Repeat each line of the material below exactly as it appears, minus any pictures.

##### Records for this exercise #####

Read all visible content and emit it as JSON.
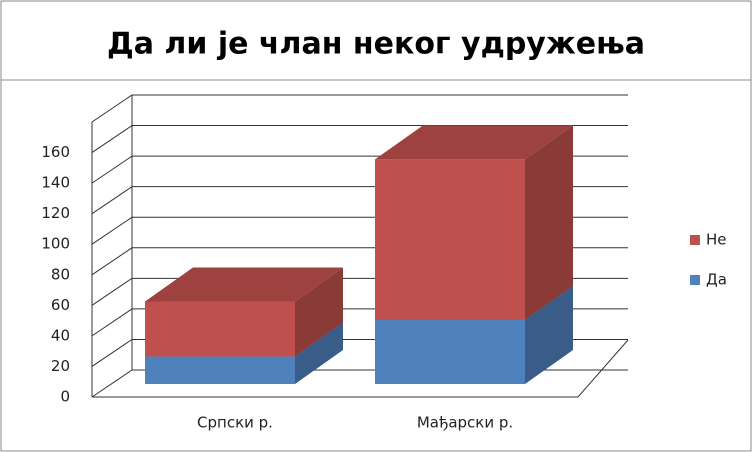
{
  "chart_data": {
    "type": "bar3d_stacked",
    "title": "Да ли је члан неког удружења",
    "categories": [
      "Српски р.",
      "Мађарски р."
    ],
    "series": [
      {
        "name": "Да",
        "color": "#4f81bd",
        "values": [
          18,
          42
        ]
      },
      {
        "name": "Не",
        "color": "#c0504d",
        "values": [
          36,
          105
        ]
      }
    ],
    "ylim": [
      0,
      180
    ],
    "yticks": [
      0,
      20,
      40,
      60,
      80,
      100,
      120,
      140,
      160
    ],
    "grid": true,
    "legend": "right"
  }
}
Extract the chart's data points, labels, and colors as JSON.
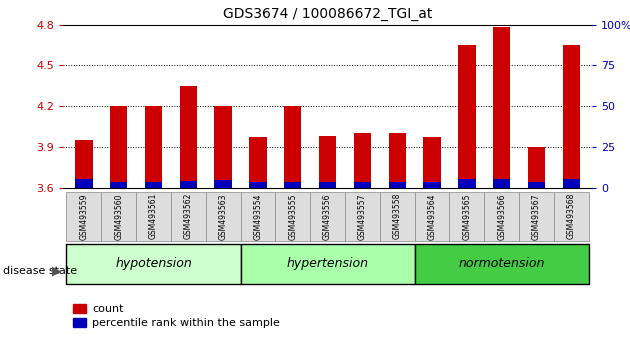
{
  "title": "GDS3674 / 100086672_TGI_at",
  "samples": [
    "GSM493559",
    "GSM493560",
    "GSM493561",
    "GSM493562",
    "GSM493563",
    "GSM493554",
    "GSM493555",
    "GSM493556",
    "GSM493557",
    "GSM493558",
    "GSM493564",
    "GSM493565",
    "GSM493566",
    "GSM493567",
    "GSM493568"
  ],
  "count_values": [
    3.95,
    4.2,
    4.2,
    4.35,
    4.2,
    3.97,
    4.2,
    3.98,
    4.0,
    4.0,
    3.97,
    4.65,
    4.78,
    3.9,
    4.65
  ],
  "percentile_values": [
    0.065,
    0.04,
    0.045,
    0.05,
    0.055,
    0.04,
    0.04,
    0.045,
    0.04,
    0.04,
    0.04,
    0.06,
    0.06,
    0.04,
    0.06
  ],
  "ymin": 3.6,
  "ymax": 4.8,
  "y2min": 0,
  "y2max": 100,
  "yticks": [
    3.6,
    3.9,
    4.2,
    4.5,
    4.8
  ],
  "y2ticks": [
    0,
    25,
    50,
    75,
    100
  ],
  "y2tick_labels": [
    "0",
    "25",
    "50",
    "75",
    "100%"
  ],
  "groups": [
    {
      "label": "hypotension",
      "start": 0,
      "end": 5,
      "color": "#ccffcc"
    },
    {
      "label": "hypertension",
      "start": 5,
      "end": 10,
      "color": "#aaffaa"
    },
    {
      "label": "normotension",
      "start": 10,
      "end": 15,
      "color": "#44cc44"
    }
  ],
  "bar_width": 0.5,
  "count_color": "#cc0000",
  "percentile_color": "#0000bb",
  "background_color": "#ffffff",
  "label_count": "count",
  "label_percentile": "percentile rank within the sample",
  "disease_state_label": "disease state"
}
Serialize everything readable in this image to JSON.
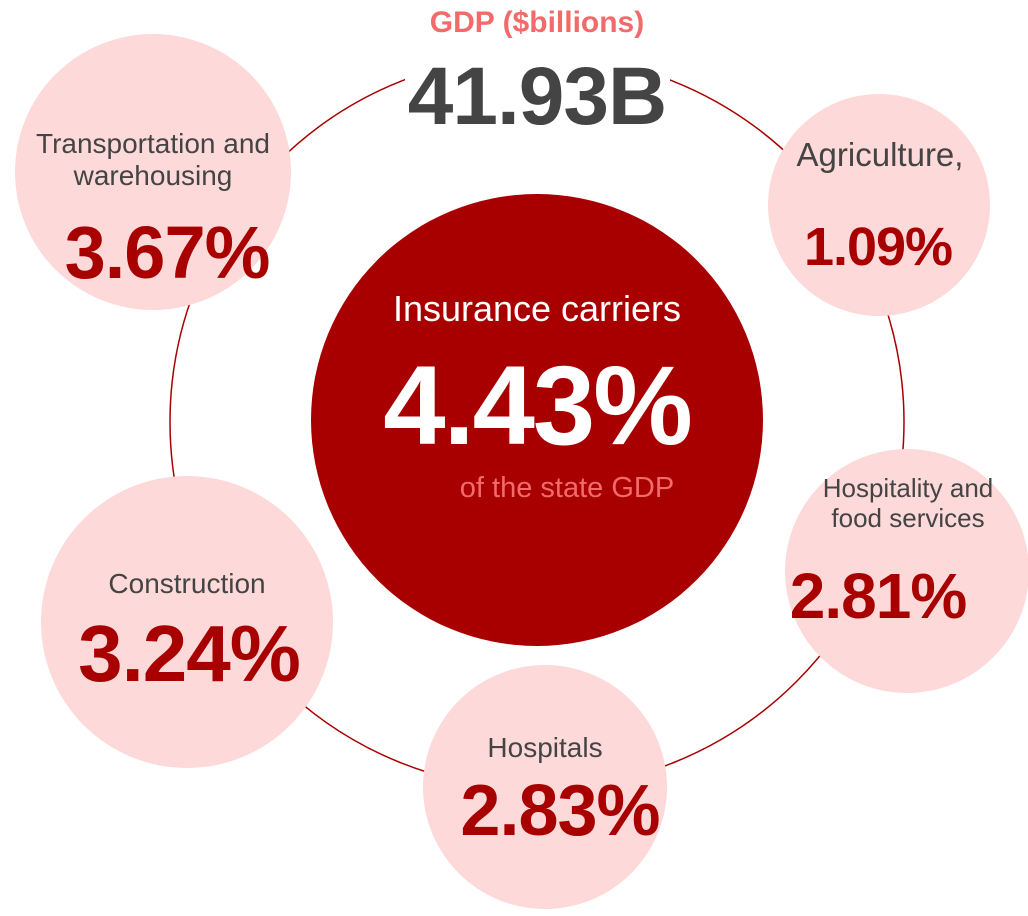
{
  "header": {
    "title": "GDP ($billions)",
    "total": "41.93B"
  },
  "center": {
    "label": "Insurance carriers",
    "value": "4.43%",
    "caption": "of the state GDP"
  },
  "nodes": [
    {
      "label": "Transportation and warehousing",
      "value": "3.67%"
    },
    {
      "label": "Agriculture,",
      "value": "1.09%"
    },
    {
      "label": "Hospitality and food services",
      "value": "2.81%"
    },
    {
      "label": "Hospitals",
      "value": "2.83%"
    },
    {
      "label": "Construction",
      "value": "3.24%"
    }
  ]
}
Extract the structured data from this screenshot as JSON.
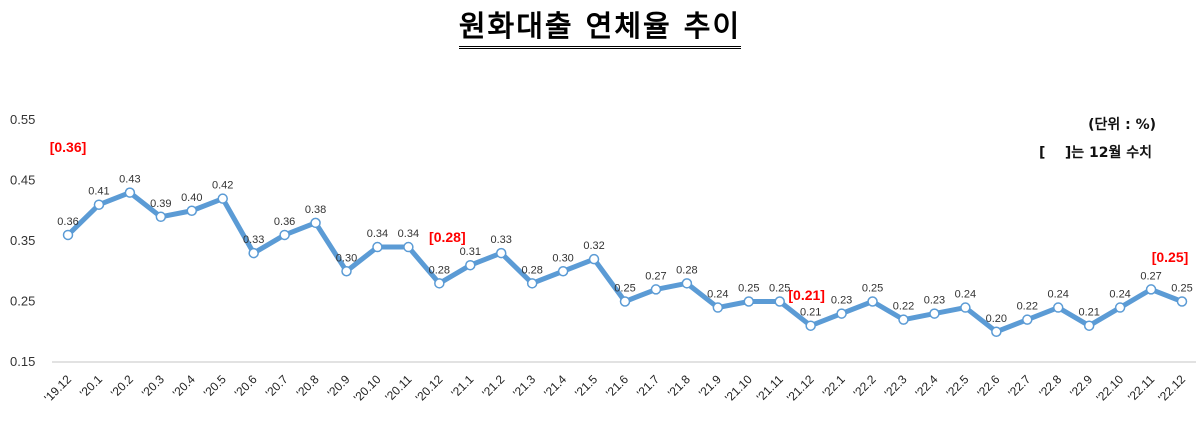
{
  "header": {
    "title": "원화대출 연체율 추이",
    "unit": "(단위 : %)",
    "note": "[    ]는 12월 수치"
  },
  "colors": {
    "line": "#5b9bd5",
    "annotation": "#ff0000",
    "gridline": "#d9d9d9"
  },
  "chart_data": {
    "type": "line",
    "title": "원화대출 연체율 추이",
    "xlabel": "",
    "ylabel": "(단위 : %)",
    "ylim": [
      0.15,
      0.55
    ],
    "yticks": [
      0.55,
      0.45,
      0.35,
      0.25,
      0.15
    ],
    "grid": false,
    "legend": null,
    "categories": [
      "'19.12",
      "'20.1",
      "'20.2",
      "'20.3",
      "'20.4",
      "'20.5",
      "'20.6",
      "'20.7",
      "'20.8",
      "'20.9",
      "'20.10",
      "'20.11",
      "'20.12",
      "'21.1",
      "'21.2",
      "'21.3",
      "'21.4",
      "'21.5",
      "'21.6",
      "'21.7",
      "'21.8",
      "'21.9",
      "'21.10",
      "'21.11",
      "'21.12",
      "'22.1",
      "'22.2",
      "'22.3",
      "'22.4",
      "'22.5",
      "'22.6",
      "'22.7",
      "'22.8",
      "'22.9",
      "'22.10",
      "'22.11",
      "'22.12"
    ],
    "series": [
      {
        "name": "원화대출 연체율",
        "values": [
          0.36,
          0.41,
          0.43,
          0.39,
          0.4,
          0.42,
          0.33,
          0.36,
          0.38,
          0.3,
          0.34,
          0.34,
          0.28,
          0.31,
          0.33,
          0.28,
          0.3,
          0.32,
          0.25,
          0.27,
          0.28,
          0.24,
          0.25,
          0.25,
          0.21,
          0.23,
          0.25,
          0.22,
          0.23,
          0.24,
          0.2,
          0.22,
          0.24,
          0.21,
          0.24,
          0.27,
          0.25
        ]
      }
    ],
    "value_labels": [
      "0.36",
      "0.41",
      "0.43",
      "0.39",
      "0.40",
      "0.42",
      "0.33",
      "0.36",
      "0.38",
      "0.30",
      "0.34",
      "0.34",
      "0.28",
      "0.31",
      "0.33",
      "0.28",
      "0.30",
      "0.32",
      "0.25",
      "0.27",
      "0.28",
      "0.24",
      "0.25",
      "0.25",
      "0.21",
      "0.23",
      "0.25",
      "0.22",
      "0.23",
      "0.24",
      "0.20",
      "0.22",
      "0.24",
      "0.21",
      "0.24",
      "0.27",
      "0.25"
    ],
    "annotations": [
      {
        "text": "[0.36]",
        "category": "'19.12",
        "note": "12월 수치"
      },
      {
        "text": "[0.28]",
        "category": "'20.12",
        "note": "12월 수치"
      },
      {
        "text": "[0.21]",
        "category": "'21.12",
        "note": "12월 수치"
      },
      {
        "text": "[0.25]",
        "category": "'22.12",
        "note": "12월 수치"
      }
    ]
  }
}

#####

◆ Solution for this problem:
Read all visible content and emit it as JSON.
{
  "chart_data": {
    "type": "bar3d_stacked",
    "title": "Да ли је члан неког удружења",
    "categories": [
      "Српски р.",
      "Мађарски р."
    ],
    "series": [
      {
        "name": "Да",
        "color": "#4f81bd",
        "values": [
          18,
          42
        ]
      },
      {
        "name": "Не",
        "color": "#c0504d",
        "values": [
          36,
          105
        ]
      }
    ],
    "ylim": [
      0,
      180
    ],
    "yticks": [
      0,
      20,
      40,
      60,
      80,
      100,
      120,
      140,
      160
    ],
    "grid": true,
    "legend": "right"
  }
}
Extract the chart's data points, labels, and colors as JSON.
{
  "title": "GDS3674 / 100086672_TGI_at",
  "samples": [
    "GSM493559",
    "GSM493560",
    "GSM493561",
    "GSM493562",
    "GSM493563",
    "GSM493554",
    "GSM493555",
    "GSM493556",
    "GSM493557",
    "GSM493558",
    "GSM493564",
    "GSM493565",
    "GSM493566",
    "GSM493567",
    "GSM493568"
  ],
  "count_values": [
    3.95,
    4.2,
    4.2,
    4.35,
    4.2,
    3.97,
    4.2,
    3.98,
    4.0,
    4.0,
    3.97,
    4.65,
    4.78,
    3.9,
    4.65
  ],
  "percentile_values": [
    0.065,
    0.04,
    0.045,
    0.05,
    0.055,
    0.04,
    0.04,
    0.045,
    0.04,
    0.04,
    0.04,
    0.06,
    0.06,
    0.04,
    0.06
  ],
  "ymin": 3.6,
  "ymax": 4.8,
  "y2min": 0,
  "y2max": 100,
  "yticks": [
    3.6,
    3.9,
    4.2,
    4.5,
    4.8
  ],
  "y2ticks": [
    0,
    25,
    50,
    75,
    100
  ],
  "y2tick_labels": [
    "0",
    "25",
    "50",
    "75",
    "100%"
  ],
  "groups": [
    {
      "label": "hypotension",
      "start": 0,
      "end": 5,
      "color": "#ccffcc"
    },
    {
      "label": "hypertension",
      "start": 5,
      "end": 10,
      "color": "#aaffaa"
    },
    {
      "label": "normotension",
      "start": 10,
      "end": 15,
      "color": "#44cc44"
    }
  ],
  "bar_width": 0.5,
  "count_color": "#cc0000",
  "percentile_color": "#0000bb",
  "background_color": "#ffffff",
  "label_count": "count",
  "label_percentile": "percentile rank within the sample",
  "disease_state_label": "disease state"
}
Serialize everything readable in this image to JSON.
{
  "header": {
    "title": "GDP ($billions)",
    "total": "41.93B"
  },
  "center": {
    "label": "Insurance carriers",
    "value": "4.43%",
    "caption": "of the state GDP"
  },
  "nodes": [
    {
      "label": "Transportation and warehousing",
      "value": "3.67%"
    },
    {
      "label": "Agriculture,",
      "value": "1.09%"
    },
    {
      "label": "Hospitality and food services",
      "value": "2.81%"
    },
    {
      "label": "Hospitals",
      "value": "2.83%"
    },
    {
      "label": "Construction",
      "value": "3.24%"
    }
  ]
}
Extract the structured data from this screenshot as JSON.
{
  "header": {
    "title": "원화대출 연체율 추이",
    "unit": "(단위 : %)",
    "note": "[    ]는 12월 수치"
  },
  "colors": {
    "line": "#5b9bd5",
    "annotation": "#ff0000",
    "gridline": "#d9d9d9"
  },
  "chart_data": {
    "type": "line",
    "title": "원화대출 연체율 추이",
    "xlabel": "",
    "ylabel": "(단위 : %)",
    "ylim": [
      0.15,
      0.55
    ],
    "yticks": [
      0.55,
      0.45,
      0.35,
      0.25,
      0.15
    ],
    "grid": false,
    "legend": null,
    "categories": [
      "'19.12",
      "'20.1",
      "'20.2",
      "'20.3",
      "'20.4",
      "'20.5",
      "'20.6",
      "'20.7",
      "'20.8",
      "'20.9",
      "'20.10",
      "'20.11",
      "'20.12",
      "'21.1",
      "'21.2",
      "'21.3",
      "'21.4",
      "'21.5",
      "'21.6",
      "'21.7",
      "'21.8",
      "'21.9",
      "'21.10",
      "'21.11",
      "'21.12",
      "'22.1",
      "'22.2",
      "'22.3",
      "'22.4",
      "'22.5",
      "'22.6",
      "'22.7",
      "'22.8",
      "'22.9",
      "'22.10",
      "'22.11",
      "'22.12"
    ],
    "series": [
      {
        "name": "원화대출 연체율",
        "values": [
          0.36,
          0.41,
          0.43,
          0.39,
          0.4,
          0.42,
          0.33,
          0.36,
          0.38,
          0.3,
          0.34,
          0.34,
          0.28,
          0.31,
          0.33,
          0.28,
          0.3,
          0.32,
          0.25,
          0.27,
          0.28,
          0.24,
          0.25,
          0.25,
          0.21,
          0.23,
          0.25,
          0.22,
          0.23,
          0.24,
          0.2,
          0.22,
          0.24,
          0.21,
          0.24,
          0.27,
          0.25
        ]
      }
    ],
    "value_labels": [
      "0.36",
      "0.41",
      "0.43",
      "0.39",
      "0.40",
      "0.42",
      "0.33",
      "0.36",
      "0.38",
      "0.30",
      "0.34",
      "0.34",
      "0.28",
      "0.31",
      "0.33",
      "0.28",
      "0.30",
      "0.32",
      "0.25",
      "0.27",
      "0.28",
      "0.24",
      "0.25",
      "0.25",
      "0.21",
      "0.23",
      "0.25",
      "0.22",
      "0.23",
      "0.24",
      "0.20",
      "0.22",
      "0.24",
      "0.21",
      "0.24",
      "0.27",
      "0.25"
    ],
    "annotations": [
      {
        "text": "[0.36]",
        "category": "'19.12",
        "note": "12월 수치"
      },
      {
        "text": "[0.28]",
        "category": "'20.12",
        "note": "12월 수치"
      },
      {
        "text": "[0.21]",
        "category": "'21.12",
        "note": "12월 수치"
      },
      {
        "text": "[0.25]",
        "category": "'22.12",
        "note": "12월 수치"
      }
    ]
  }
}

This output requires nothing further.